**Texte affiché:**
####

Ce qui varie, c’est ce dont nous avons peur : l’objet de nos craintes est révé­la­teur de ce que nous sommes.

Faut-​il bannir la crainte ?

L’Ancien Testament n’a pas le mono­pole de la crainte. Notre-​Seigneur Jésus-​Christ lui-​même a connu la crainte au Jardin des Oliviers : Il com­men­ça à être sai­si de frayeur et d’angoisse (Mc 14, 33). Plus tard, les Actes des Apôtres nous apprennent la fraude de Saphire et Ananie que saint Pierre leur repro­cha dure­ment. Alors : Ananie, ayant enten­du ces paroles, tom­ba et expi­ra. Et une grande crainte sai­sit tous ceux qui l’apprirent (Ac, 5, 5). Saint Paul dit encore qu’il faut opé­rer notre salut avec crainte et trem­ble­ment (Phil, 2, 12).

La crainte est utile. Il est bon que l’enfant craigne le feu. Cela le garde du dan­ger. Quand il ne le craint pas, c’est la mère qui craint pour son enfant. Saint Thomas d’Aquin note que les pas­sions – et donc la crainte – ne sont mau­vaises que « lorsqu’elles échappent au gou­ver­ne­ment de la rai­son » [1]. La crainte est mau­vaise quand elle n’est pas réglée par la rai­son : soit par excès, soit par défaut.

####

**Données enregistrées:**
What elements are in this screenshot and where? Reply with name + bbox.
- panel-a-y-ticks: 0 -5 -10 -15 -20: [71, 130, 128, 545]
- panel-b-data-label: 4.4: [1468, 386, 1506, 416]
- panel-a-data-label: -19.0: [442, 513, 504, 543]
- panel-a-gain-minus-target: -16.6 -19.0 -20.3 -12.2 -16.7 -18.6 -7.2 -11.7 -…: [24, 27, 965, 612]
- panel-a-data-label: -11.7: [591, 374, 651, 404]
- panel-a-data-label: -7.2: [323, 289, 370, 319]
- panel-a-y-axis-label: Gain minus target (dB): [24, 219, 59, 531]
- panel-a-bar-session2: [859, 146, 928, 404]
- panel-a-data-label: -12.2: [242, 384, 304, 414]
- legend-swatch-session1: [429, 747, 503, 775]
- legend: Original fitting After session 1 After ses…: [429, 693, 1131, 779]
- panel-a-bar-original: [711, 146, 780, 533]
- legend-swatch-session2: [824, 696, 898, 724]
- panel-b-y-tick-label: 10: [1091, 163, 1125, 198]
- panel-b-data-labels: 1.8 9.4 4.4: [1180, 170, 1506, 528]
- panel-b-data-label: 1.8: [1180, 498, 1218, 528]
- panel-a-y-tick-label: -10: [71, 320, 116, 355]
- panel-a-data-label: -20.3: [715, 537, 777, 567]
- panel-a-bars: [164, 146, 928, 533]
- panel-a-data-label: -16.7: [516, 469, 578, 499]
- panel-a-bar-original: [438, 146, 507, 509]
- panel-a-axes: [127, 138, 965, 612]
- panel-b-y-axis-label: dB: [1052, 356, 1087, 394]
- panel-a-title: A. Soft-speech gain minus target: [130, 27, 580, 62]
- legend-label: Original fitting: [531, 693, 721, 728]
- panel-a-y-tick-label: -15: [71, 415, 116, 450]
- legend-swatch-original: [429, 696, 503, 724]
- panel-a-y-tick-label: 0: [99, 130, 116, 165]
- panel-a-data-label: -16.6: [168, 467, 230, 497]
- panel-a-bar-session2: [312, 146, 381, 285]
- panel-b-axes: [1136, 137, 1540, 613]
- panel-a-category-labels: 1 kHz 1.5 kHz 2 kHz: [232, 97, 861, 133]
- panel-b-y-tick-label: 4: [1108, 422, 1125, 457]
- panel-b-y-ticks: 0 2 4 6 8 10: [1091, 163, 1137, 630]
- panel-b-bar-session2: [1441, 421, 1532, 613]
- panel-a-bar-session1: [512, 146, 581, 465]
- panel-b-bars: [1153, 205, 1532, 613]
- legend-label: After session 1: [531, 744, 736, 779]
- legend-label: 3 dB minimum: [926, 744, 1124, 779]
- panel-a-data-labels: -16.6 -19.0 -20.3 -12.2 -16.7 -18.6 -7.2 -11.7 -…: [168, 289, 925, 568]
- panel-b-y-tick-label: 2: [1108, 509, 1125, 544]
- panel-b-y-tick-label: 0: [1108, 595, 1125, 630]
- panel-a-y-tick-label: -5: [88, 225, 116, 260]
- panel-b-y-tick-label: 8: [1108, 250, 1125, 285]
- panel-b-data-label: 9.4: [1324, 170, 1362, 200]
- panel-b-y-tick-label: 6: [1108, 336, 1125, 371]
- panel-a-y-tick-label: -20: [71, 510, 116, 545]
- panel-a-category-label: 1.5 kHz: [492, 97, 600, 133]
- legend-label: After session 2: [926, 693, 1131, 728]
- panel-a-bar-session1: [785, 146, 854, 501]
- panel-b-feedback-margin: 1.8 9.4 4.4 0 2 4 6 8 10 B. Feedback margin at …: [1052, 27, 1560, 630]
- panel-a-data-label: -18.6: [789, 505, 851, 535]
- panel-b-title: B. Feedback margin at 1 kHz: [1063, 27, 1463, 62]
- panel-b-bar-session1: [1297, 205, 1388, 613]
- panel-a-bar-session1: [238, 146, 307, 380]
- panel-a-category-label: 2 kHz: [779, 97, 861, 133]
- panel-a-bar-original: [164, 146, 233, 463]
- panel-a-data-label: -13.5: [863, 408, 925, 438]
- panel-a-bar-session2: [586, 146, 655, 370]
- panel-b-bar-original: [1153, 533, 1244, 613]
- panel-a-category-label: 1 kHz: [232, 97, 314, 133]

####

**À compléter:**
**1)** Selon le texte sur la crainte, à quel moment les passions sont-elles mauvaises d'après saint Thomas d'Aquin ?
**2)** Recopiez le passage du texte sur la crainte qui commence aux mots « Faut-​il bannir la » et s'achève après les mots « trem­ble­ment (Phil, 2, 12). ».
**3)** Poursuivez le texte sur la crainte à partir de l'endroit où il s'arrête.

**Réponses:**
**1)** Lorsqu'elles échappent au gouvernement de la raison.

**2)**
Faut-​il bannir la crainte ?

L’Ancien Testament n’a pas le mono­pole de la crainte. Notre-​Seigneur Jésus-​Christ lui-​même a connu la crainte au Jardin des Oliviers : Il com­men­ça à être sai­si de frayeur et d’angoisse (Mc 14, 33). Plus tard, les Actes des Apôtres nous apprennent la fraude de Saphire et Ananie que saint Pierre leur repro­cha dure­ment. Alors : Ananie, ayant enten­du ces paroles, tom­ba et expi­ra. Et une grande crainte sai­sit tous ceux qui l’apprirent (Ac, 5, 5). Saint Paul dit encore qu’il faut opé­rer notre salut avec crainte et trem­ble­ment (Phil, 2, 12).

**3)**
Par excès, il y a des craintes infon­dées comme la lépi­do­pho­bie : il s’a­git de la peur des papillons… Il y a aus­si des craintes fon­dées mais exces­sives : il faut certes avoir peur de l’incendie, mais ne pas pani­quer pour autant. La panique pré­ci­pite les déci­sions mau­vaises, sou­vent pires que le mal redou­té. La rai­son, au contraire, prend son temps.

Par défaut, il est éga­le­ment pos­sible de man­quer de crainte : « ne crains-​tu pas Dieu ? » (Lc, 23, 40) deman­dait à rai­son le bon lar­ron à son com­parse qui s’en pre­nait à Notre-​Seigneur sur la Croix. Bien des hommes marchent dans l’insouciance de leur perte éternelle.

Le psal­miste dénonce tant l’excès que le défaut chez l’insensé qui ne croit pas en Dieu : « La crainte de Dieu n’est pas devant leurs yeux. […] Ils n’ont pas invo­qué le Seigneur ; ils ont trem­blé de frayeur là où il n’y avait rien à craindre. » (Ps 14, 3 et 5)

La crainte de Dieu, occupe une place impor­tante dans l’Écriture. Elle est le « com­men­ce­ment de la Sagesse » (Ps 110, 10). Le psal­miste nous dit qu’elle est « sainte » et « demeure dans les siècles des siècles » (Ps 18, 10) donc même dans l’éternité bien­heu­reuse. Elle est même un don du Saint-​Esprit (Is, 11, 3).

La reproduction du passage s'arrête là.